- Data provided -

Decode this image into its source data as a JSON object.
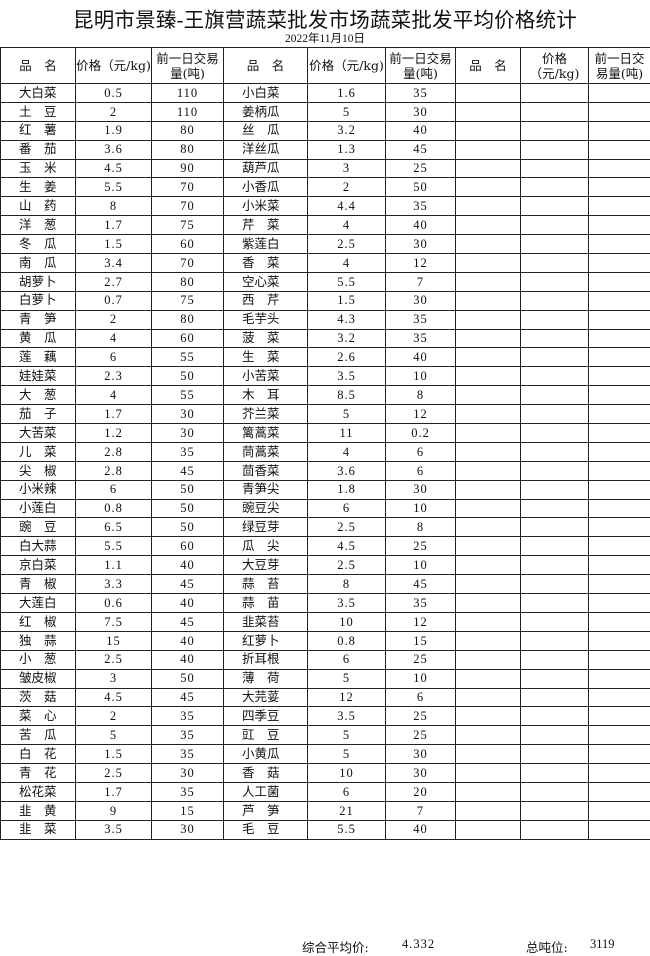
{
  "title": "昆明市景臻-王旗营蔬菜批发市场蔬菜批发平均价格统计",
  "date": "2022年11月10日",
  "headers": {
    "name": "品　名",
    "price": "价格（元/kg)",
    "volume": "前一日交易量(吨)"
  },
  "rows": [
    [
      [
        "大白菜",
        "0.5",
        "110"
      ],
      [
        "小白菜",
        "1.6",
        "35"
      ]
    ],
    [
      [
        "土　豆",
        "2",
        "110"
      ],
      [
        "姜柄瓜",
        "5",
        "30"
      ]
    ],
    [
      [
        "红　薯",
        "1.9",
        "80"
      ],
      [
        "丝　瓜",
        "3.2",
        "40"
      ]
    ],
    [
      [
        "番　茄",
        "3.6",
        "80"
      ],
      [
        "洋丝瓜",
        "1.3",
        "45"
      ]
    ],
    [
      [
        "玉　米",
        "4.5",
        "90"
      ],
      [
        "葫芦瓜",
        "3",
        "25"
      ]
    ],
    [
      [
        "生　姜",
        "5.5",
        "70"
      ],
      [
        "小香瓜",
        "2",
        "50"
      ]
    ],
    [
      [
        "山　药",
        "8",
        "70"
      ],
      [
        "小米菜",
        "4.4",
        "35"
      ]
    ],
    [
      [
        "洋　葱",
        "1.7",
        "75"
      ],
      [
        "芹　菜",
        "4",
        "40"
      ]
    ],
    [
      [
        "冬　瓜",
        "1.5",
        "60"
      ],
      [
        "紫莲白",
        "2.5",
        "30"
      ]
    ],
    [
      [
        "南　瓜",
        "3.4",
        "70"
      ],
      [
        "香　菜",
        "4",
        "12"
      ]
    ],
    [
      [
        "胡萝卜",
        "2.7",
        "80"
      ],
      [
        "空心菜",
        "5.5",
        "7"
      ]
    ],
    [
      [
        "白萝卜",
        "0.7",
        "75"
      ],
      [
        "西　芹",
        "1.5",
        "30"
      ]
    ],
    [
      [
        "青　笋",
        "2",
        "80"
      ],
      [
        "毛芋头",
        "4.3",
        "35"
      ]
    ],
    [
      [
        "黄　瓜",
        "4",
        "60"
      ],
      [
        "菠　菜",
        "3.2",
        "35"
      ]
    ],
    [
      [
        "莲　藕",
        "6",
        "55"
      ],
      [
        "生　菜",
        "2.6",
        "40"
      ]
    ],
    [
      [
        "娃娃菜",
        "2.3",
        "50"
      ],
      [
        "小苦菜",
        "3.5",
        "10"
      ]
    ],
    [
      [
        "大　葱",
        "4",
        "55"
      ],
      [
        "木　耳",
        "8.5",
        "8"
      ]
    ],
    [
      [
        "茄　子",
        "1.7",
        "30"
      ],
      [
        "芥兰菜",
        "5",
        "12"
      ]
    ],
    [
      [
        "大苦菜",
        "1.2",
        "30"
      ],
      [
        "篱蒿菜",
        "11",
        "0.2"
      ]
    ],
    [
      [
        "儿　菜",
        "2.8",
        "35"
      ],
      [
        "茼蒿菜",
        "4",
        "6"
      ]
    ],
    [
      [
        "尖　椒",
        "2.8",
        "45"
      ],
      [
        "茴香菜",
        "3.6",
        "6"
      ]
    ],
    [
      [
        "小米辣",
        "6",
        "50"
      ],
      [
        "青笋尖",
        "1.8",
        "30"
      ]
    ],
    [
      [
        "小莲白",
        "0.8",
        "50"
      ],
      [
        "豌豆尖",
        "6",
        "10"
      ]
    ],
    [
      [
        "豌　豆",
        "6.5",
        "50"
      ],
      [
        "绿豆芽",
        "2.5",
        "8"
      ]
    ],
    [
      [
        "白大蒜",
        "5.5",
        "60"
      ],
      [
        "瓜　尖",
        "4.5",
        "25"
      ]
    ],
    [
      [
        "京白菜",
        "1.1",
        "40"
      ],
      [
        "大豆芽",
        "2.5",
        "10"
      ]
    ],
    [
      [
        "青　椒",
        "3.3",
        "45"
      ],
      [
        "蒜　苔",
        "8",
        "45"
      ]
    ],
    [
      [
        "大莲白",
        "0.6",
        "40"
      ],
      [
        "蒜　苗",
        "3.5",
        "35"
      ]
    ],
    [
      [
        "红　椒",
        "7.5",
        "45"
      ],
      [
        "韭菜苔",
        "10",
        "12"
      ]
    ],
    [
      [
        "独　蒜",
        "15",
        "40"
      ],
      [
        "红萝卜",
        "0.8",
        "15"
      ]
    ],
    [
      [
        "小　葱",
        "2.5",
        "40"
      ],
      [
        "折耳根",
        "6",
        "25"
      ]
    ],
    [
      [
        "皱皮椒",
        "3",
        "50"
      ],
      [
        "薄　荷",
        "5",
        "10"
      ]
    ],
    [
      [
        "茨　菇",
        "4.5",
        "45"
      ],
      [
        "大芫荽",
        "12",
        "6"
      ]
    ],
    [
      [
        "菜　心",
        "2",
        "35"
      ],
      [
        "四季豆",
        "3.5",
        "25"
      ]
    ],
    [
      [
        "苦　瓜",
        "5",
        "35"
      ],
      [
        "豇　豆",
        "5",
        "25"
      ]
    ],
    [
      [
        "白　花",
        "1.5",
        "35"
      ],
      [
        "小黄瓜",
        "5",
        "30"
      ]
    ],
    [
      [
        "青　花",
        "2.5",
        "30"
      ],
      [
        "香　菇",
        "10",
        "30"
      ]
    ],
    [
      [
        "松花菜",
        "1.7",
        "35"
      ],
      [
        "人工菌",
        "6",
        "20"
      ]
    ],
    [
      [
        "韭　黄",
        "9",
        "15"
      ],
      [
        "芦　笋",
        "21",
        "7"
      ]
    ],
    [
      [
        "韭　菜",
        "3.5",
        "30"
      ],
      [
        "毛　豆",
        "5.5",
        "40"
      ]
    ]
  ],
  "footer": {
    "avg_label": "综合平均价:",
    "avg_value": "4.332",
    "total_label": "总吨位:",
    "total_value": "3119"
  }
}
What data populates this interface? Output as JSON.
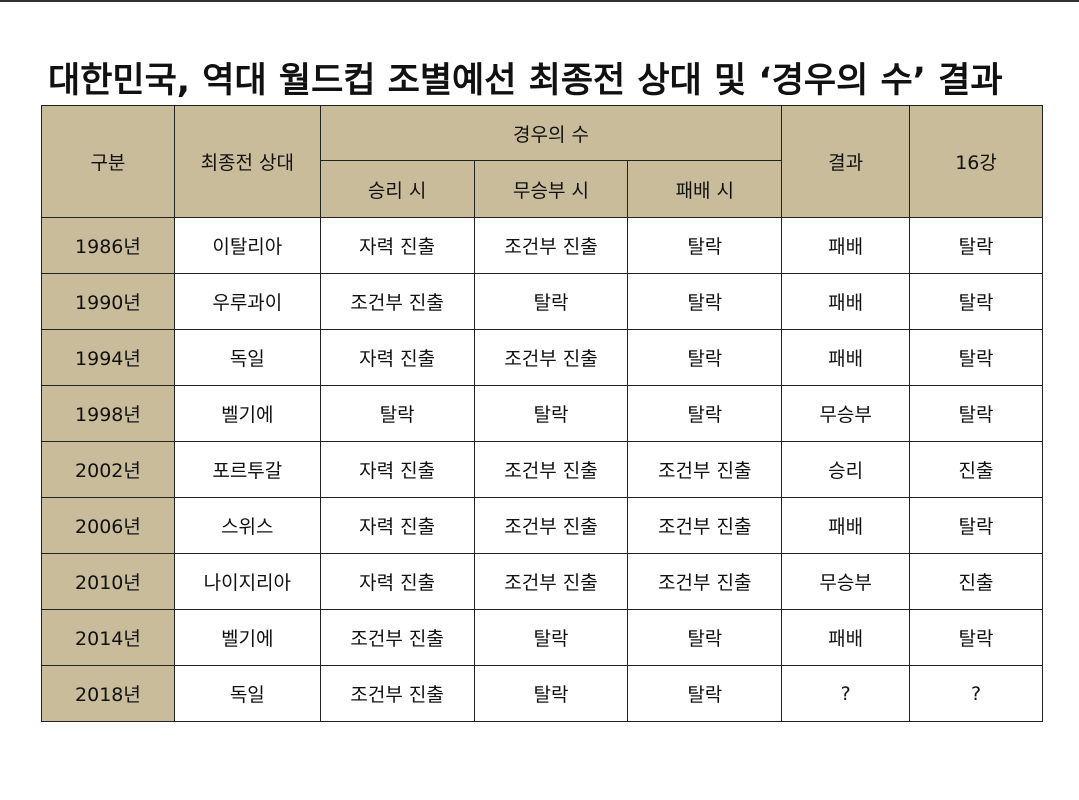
{
  "header": {
    "title": "대한민국, 역대 월드컵 조별예선 최종전 상대 및 ‘경우의 수’ 결과"
  },
  "table": {
    "columns": [
      "구분",
      "최종전 상대",
      "경우의 수",
      "결과",
      "16강"
    ],
    "subcolumns": [
      "승리 시",
      "무승부 시",
      "패배 시"
    ],
    "rows": [
      [
        "1986년",
        "이탈리아",
        "자력 진출",
        "조건부 진출",
        "탈락",
        "패배",
        "탈락"
      ],
      [
        "1990년",
        "우루과이",
        "조건부 진출",
        "탈락",
        "탈락",
        "패배",
        "탈락"
      ],
      [
        "1994년",
        "독일",
        "자력 진출",
        "조건부 진출",
        "탈락",
        "패배",
        "탈락"
      ],
      [
        "1998년",
        "벨기에",
        "탈락",
        "탈락",
        "탈락",
        "무승부",
        "탈락"
      ],
      [
        "2002년",
        "포르투갈",
        "자력 진출",
        "조건부 진출",
        "조건부 진출",
        "승리",
        "진출"
      ],
      [
        "2006년",
        "스위스",
        "자력 진출",
        "조건부 진출",
        "조건부 진출",
        "패배",
        "탈락"
      ],
      [
        "2010년",
        "나이지리아",
        "자력 진출",
        "조건부 진출",
        "조건부 진출",
        "무승부",
        "진출"
      ],
      [
        "2014년",
        "벨기에",
        "조건부 진출",
        "탈락",
        "탈락",
        "패배",
        "탈락"
      ],
      [
        "2018년",
        "독일",
        "조건부 진출",
        "탈락",
        "탈락",
        "?",
        "?"
      ]
    ]
  }
}
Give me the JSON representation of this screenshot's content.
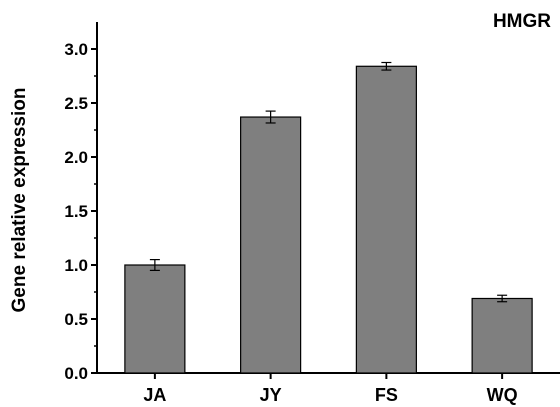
{
  "chart_data": {
    "type": "bar",
    "title": "HMGR",
    "xlabel": "",
    "ylabel": "Gene relative expression",
    "categories": [
      "JA",
      "JY",
      "FS",
      "WQ"
    ],
    "values": [
      1.0,
      2.37,
      2.84,
      0.69
    ],
    "errors": [
      0.05,
      0.055,
      0.035,
      0.03
    ],
    "ylim": [
      0,
      3.25
    ],
    "yticks": [
      "0.0",
      "0.5",
      "1.0",
      "1.5",
      "2.0",
      "2.5",
      "3.0"
    ],
    "grid": false,
    "bar_color": "#7f7f7f",
    "bar_stroke": "#000000"
  }
}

- Exercise directions -
Copy, from the material, each line that holds the string "this".

- Task result -
Decode this image into its source data as a JSON object.
What data populates this interface? Output as JSON.
Give me the JSON representation of this screenshot's content.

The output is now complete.